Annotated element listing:
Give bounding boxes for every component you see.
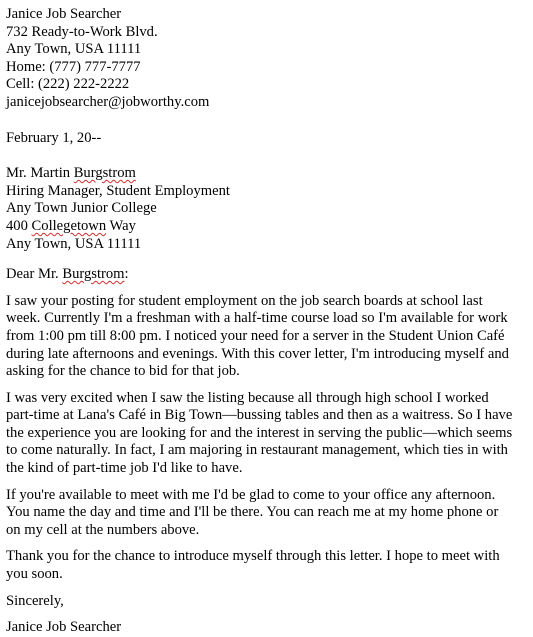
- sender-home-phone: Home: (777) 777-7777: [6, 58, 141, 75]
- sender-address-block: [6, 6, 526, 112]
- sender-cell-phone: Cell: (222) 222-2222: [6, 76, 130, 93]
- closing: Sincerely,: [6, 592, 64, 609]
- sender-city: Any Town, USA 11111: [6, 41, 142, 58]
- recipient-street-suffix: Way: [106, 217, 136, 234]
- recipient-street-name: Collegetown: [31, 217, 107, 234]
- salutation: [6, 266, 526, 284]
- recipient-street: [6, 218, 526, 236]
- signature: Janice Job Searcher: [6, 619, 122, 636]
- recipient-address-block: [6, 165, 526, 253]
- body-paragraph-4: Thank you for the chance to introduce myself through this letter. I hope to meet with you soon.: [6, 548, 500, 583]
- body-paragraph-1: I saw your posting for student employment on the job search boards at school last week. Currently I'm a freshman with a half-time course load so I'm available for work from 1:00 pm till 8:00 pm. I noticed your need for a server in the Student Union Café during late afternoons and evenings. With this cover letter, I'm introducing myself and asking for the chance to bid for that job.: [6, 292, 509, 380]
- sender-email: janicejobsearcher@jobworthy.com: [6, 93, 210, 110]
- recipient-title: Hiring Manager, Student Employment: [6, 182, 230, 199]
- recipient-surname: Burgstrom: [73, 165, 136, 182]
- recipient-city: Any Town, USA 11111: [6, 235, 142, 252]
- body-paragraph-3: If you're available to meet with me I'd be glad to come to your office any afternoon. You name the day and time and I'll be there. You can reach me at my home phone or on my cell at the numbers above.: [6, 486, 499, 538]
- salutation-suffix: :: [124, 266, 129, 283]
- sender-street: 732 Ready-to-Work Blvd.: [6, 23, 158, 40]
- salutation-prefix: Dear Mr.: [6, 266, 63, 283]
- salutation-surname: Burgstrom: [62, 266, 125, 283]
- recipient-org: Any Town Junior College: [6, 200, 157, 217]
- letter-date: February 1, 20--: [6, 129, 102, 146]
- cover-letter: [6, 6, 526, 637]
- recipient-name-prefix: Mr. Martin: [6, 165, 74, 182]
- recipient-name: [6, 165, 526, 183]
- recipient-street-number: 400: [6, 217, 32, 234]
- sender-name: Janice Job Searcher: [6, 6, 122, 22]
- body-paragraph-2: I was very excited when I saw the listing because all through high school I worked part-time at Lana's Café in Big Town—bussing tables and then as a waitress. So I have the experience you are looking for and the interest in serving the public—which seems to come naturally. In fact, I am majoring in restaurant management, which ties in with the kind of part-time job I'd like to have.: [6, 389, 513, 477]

### PROBLEM TO WORK ON
Please edit the listing above so that every "Burgstrom" becomes "Bergstrom" and everything else stays the same. Leave the pictures out of your answer.

### SOLVED PROBLEM
Give bounding boxes for every component you see.
- sender-home-phone: Home: (777) 777-7777: [6, 58, 141, 75]
- sender-address-block: [6, 6, 526, 112]
- sender-cell-phone: Cell: (222) 222-2222: [6, 76, 130, 93]
- closing: Sincerely,: [6, 592, 64, 609]
- sender-city: Any Town, USA 11111: [6, 41, 142, 58]
- recipient-street-suffix: Way: [106, 217, 136, 234]
- recipient-street-name: Collegetown: [31, 217, 107, 234]
- salutation: [6, 266, 526, 284]
- recipient-street: [6, 218, 526, 236]
- signature: Janice Job Searcher: [6, 619, 122, 636]
- recipient-address-block: [6, 165, 526, 253]
- body-paragraph-4: Thank you for the chance to introduce myself through this letter. I hope to meet with you soon.: [6, 548, 500, 583]
- body-paragraph-1: I saw your posting for student employment on the job search boards at school last week. Currently I'm a freshman with a half-time course load so I'm available for work from 1:00 pm till 8:00 pm. I noticed your need for a server in the Student Union Café during late afternoons and evenings. With this cover letter, I'm introducing myself and asking for the chance to bid for that job.: [6, 292, 509, 380]
- sender-email: janicejobsearcher@jobworthy.com: [6, 93, 210, 110]
- recipient-title: Hiring Manager, Student Employment: [6, 182, 230, 199]
- recipient-surname: Bergstrom: [73, 165, 136, 182]
- recipient-city: Any Town, USA 11111: [6, 235, 142, 252]
- body-paragraph-3: If you're available to meet with me I'd be glad to come to your office any afternoon. You name the day and time and I'll be there. You can reach me at my home phone or on my cell at the numbers above.: [6, 486, 499, 538]
- salutation-suffix: :: [124, 266, 129, 283]
- sender-street: 732 Ready-to-Work Blvd.: [6, 23, 158, 40]
- salutation-prefix: Dear Mr.: [6, 266, 63, 283]
- salutation-surname: Bergstrom: [62, 266, 125, 283]
- recipient-org: Any Town Junior College: [6, 200, 157, 217]
- letter-date: February 1, 20--: [6, 129, 102, 146]
- cover-letter: [6, 6, 526, 637]
- recipient-name-prefix: Mr. Martin: [6, 165, 74, 182]
- recipient-name: [6, 165, 526, 183]
- recipient-street-number: 400: [6, 217, 32, 234]
- sender-name: Janice Job Searcher: [6, 6, 122, 22]
- body-paragraph-2: I was very excited when I saw the listing because all through high school I worked part-time at Lana's Café in Big Town—bussing tables and then as a waitress. So I have the experience you are looking for and the interest in serving the public—which seems to come naturally. In fact, I am majoring in restaurant management, which ties in with the kind of part-time job I'd like to have.: [6, 389, 513, 477]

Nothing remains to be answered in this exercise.